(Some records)

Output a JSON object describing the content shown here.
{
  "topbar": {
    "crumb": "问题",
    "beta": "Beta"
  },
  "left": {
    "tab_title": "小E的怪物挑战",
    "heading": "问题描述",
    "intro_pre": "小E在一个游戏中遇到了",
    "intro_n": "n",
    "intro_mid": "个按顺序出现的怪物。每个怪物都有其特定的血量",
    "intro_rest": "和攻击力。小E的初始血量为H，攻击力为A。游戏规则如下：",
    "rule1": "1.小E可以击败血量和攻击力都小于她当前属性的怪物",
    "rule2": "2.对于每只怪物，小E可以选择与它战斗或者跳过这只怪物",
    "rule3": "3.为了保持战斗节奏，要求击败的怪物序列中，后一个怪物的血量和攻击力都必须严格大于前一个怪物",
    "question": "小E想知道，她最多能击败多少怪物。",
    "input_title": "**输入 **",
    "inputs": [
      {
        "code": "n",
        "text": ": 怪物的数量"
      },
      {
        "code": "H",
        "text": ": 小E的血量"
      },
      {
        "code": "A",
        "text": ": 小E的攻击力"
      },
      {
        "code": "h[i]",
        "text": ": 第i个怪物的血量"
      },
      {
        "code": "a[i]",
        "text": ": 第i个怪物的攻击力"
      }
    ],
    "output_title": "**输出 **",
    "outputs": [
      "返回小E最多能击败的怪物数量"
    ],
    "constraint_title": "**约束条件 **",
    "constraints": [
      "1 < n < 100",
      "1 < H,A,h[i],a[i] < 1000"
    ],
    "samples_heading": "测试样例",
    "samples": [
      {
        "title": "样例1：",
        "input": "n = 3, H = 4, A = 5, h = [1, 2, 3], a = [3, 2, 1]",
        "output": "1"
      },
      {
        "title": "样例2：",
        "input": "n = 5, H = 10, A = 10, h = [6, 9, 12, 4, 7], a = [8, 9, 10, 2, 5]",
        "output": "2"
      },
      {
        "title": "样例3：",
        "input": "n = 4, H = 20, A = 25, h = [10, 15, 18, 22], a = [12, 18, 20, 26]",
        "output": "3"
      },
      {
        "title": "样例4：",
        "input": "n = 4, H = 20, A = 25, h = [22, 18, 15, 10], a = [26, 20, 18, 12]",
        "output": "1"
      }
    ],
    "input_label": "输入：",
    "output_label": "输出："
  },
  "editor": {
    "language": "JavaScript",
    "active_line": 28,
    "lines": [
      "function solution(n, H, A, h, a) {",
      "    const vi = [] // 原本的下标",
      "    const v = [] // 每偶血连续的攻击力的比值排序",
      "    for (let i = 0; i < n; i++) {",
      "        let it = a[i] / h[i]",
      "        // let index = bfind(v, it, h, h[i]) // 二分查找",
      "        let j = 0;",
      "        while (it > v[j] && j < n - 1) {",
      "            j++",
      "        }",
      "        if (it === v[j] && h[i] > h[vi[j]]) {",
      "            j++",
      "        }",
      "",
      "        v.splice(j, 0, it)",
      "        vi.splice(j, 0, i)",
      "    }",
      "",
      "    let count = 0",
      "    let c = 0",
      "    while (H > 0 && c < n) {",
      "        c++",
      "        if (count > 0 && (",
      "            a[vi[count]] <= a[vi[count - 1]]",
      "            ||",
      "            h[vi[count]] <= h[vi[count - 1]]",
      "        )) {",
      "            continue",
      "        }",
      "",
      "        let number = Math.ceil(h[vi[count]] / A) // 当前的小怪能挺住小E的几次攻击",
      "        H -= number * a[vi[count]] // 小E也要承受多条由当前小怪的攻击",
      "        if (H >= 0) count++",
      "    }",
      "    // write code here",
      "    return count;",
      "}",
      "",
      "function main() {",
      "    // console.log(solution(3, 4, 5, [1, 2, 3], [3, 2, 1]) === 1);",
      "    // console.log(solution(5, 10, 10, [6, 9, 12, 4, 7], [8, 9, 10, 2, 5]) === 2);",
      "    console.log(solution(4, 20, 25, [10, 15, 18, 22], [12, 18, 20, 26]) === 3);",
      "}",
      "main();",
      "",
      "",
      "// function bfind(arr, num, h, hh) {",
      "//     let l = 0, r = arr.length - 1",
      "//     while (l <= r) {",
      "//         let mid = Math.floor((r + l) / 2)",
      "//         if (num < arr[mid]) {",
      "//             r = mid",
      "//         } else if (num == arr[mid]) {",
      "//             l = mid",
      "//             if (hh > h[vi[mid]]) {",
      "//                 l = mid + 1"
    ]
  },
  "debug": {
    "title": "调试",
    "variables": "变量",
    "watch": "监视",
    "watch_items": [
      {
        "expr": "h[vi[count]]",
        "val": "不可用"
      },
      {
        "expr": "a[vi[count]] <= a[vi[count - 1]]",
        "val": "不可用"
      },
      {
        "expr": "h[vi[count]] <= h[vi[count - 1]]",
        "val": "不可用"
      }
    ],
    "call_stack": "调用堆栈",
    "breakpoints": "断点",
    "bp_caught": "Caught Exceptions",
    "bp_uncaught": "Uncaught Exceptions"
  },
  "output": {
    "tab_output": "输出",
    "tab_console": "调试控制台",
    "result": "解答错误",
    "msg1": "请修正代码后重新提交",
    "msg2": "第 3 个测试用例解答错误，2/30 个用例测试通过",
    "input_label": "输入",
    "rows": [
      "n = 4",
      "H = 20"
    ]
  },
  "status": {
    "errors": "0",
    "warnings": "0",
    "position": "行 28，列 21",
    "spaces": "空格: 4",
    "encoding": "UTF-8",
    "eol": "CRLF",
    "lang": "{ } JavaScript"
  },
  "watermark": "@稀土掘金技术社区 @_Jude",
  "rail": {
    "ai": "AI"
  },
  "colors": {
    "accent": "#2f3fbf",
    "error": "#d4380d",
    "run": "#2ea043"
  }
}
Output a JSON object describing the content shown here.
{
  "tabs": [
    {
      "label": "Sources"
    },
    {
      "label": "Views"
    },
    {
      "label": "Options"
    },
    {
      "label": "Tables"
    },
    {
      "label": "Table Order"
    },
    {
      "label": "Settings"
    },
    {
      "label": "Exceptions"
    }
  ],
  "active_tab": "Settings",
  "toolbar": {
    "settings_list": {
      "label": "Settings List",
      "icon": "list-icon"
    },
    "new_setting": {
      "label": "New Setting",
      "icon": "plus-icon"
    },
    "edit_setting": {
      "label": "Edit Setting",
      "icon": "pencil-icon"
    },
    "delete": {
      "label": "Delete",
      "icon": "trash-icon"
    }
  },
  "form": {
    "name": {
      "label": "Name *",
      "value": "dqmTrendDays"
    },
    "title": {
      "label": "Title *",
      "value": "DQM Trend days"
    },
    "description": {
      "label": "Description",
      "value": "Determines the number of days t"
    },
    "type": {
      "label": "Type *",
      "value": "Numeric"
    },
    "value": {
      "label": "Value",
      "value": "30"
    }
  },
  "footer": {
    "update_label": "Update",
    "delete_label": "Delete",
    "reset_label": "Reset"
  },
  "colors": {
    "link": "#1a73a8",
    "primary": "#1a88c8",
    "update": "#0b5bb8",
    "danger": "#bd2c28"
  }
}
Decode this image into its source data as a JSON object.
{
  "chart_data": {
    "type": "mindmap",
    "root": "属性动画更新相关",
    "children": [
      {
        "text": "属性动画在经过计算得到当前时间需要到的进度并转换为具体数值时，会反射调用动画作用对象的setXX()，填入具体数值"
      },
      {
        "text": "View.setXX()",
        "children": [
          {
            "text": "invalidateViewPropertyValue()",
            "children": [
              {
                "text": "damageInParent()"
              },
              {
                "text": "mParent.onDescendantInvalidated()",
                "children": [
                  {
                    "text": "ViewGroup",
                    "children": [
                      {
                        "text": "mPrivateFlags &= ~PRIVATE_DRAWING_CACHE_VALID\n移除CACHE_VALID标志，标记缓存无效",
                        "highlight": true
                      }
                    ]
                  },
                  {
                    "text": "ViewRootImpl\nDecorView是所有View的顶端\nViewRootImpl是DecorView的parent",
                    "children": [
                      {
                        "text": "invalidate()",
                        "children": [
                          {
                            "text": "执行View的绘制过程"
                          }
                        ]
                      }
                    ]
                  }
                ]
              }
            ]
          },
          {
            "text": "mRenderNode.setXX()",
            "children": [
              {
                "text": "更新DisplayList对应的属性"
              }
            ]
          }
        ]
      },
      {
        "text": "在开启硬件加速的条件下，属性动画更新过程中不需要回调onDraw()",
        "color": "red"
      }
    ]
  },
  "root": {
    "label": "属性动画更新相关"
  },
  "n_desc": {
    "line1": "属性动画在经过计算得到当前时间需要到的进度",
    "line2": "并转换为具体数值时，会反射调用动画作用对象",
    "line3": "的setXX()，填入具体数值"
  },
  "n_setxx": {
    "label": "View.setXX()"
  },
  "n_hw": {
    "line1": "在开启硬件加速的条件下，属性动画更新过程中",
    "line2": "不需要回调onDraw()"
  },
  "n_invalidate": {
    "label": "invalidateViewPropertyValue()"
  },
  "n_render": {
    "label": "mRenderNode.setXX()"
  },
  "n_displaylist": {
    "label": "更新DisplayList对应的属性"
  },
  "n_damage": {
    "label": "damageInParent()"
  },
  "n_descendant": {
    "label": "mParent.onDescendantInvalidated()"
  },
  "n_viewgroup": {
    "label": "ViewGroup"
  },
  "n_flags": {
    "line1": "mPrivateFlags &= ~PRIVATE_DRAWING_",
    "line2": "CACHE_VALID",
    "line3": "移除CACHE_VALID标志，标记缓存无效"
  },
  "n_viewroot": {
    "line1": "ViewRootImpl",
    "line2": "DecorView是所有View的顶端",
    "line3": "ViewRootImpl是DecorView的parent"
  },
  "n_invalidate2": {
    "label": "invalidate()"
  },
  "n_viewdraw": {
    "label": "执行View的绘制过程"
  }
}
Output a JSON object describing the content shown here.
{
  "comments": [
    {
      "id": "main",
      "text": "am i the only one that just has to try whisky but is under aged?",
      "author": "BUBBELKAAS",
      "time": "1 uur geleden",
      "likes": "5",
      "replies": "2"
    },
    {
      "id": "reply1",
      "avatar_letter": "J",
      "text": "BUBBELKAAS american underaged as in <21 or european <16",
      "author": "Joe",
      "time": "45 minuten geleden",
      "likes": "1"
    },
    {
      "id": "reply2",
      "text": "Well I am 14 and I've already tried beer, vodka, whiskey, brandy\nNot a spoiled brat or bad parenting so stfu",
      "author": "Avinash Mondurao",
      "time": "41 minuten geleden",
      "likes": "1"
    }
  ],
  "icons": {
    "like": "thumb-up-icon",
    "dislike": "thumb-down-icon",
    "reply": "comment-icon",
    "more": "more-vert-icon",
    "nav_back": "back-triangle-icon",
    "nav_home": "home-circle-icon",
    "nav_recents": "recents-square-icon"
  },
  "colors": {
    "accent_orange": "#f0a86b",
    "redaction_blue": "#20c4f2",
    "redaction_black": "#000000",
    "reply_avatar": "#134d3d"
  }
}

> **PROBLEM**
Copy out each line of the entries that holds "标记缓存无效".

> **RESULT FOR THIS TASK**
                        "text": "mPrivateFlags &= ~PRIVATE_DRAWING_CACHE_VALID\n移除CACHE_VALID标志，标记缓存无效",
    "line3": "移除CACHE_VALID标志，标记缓存无效"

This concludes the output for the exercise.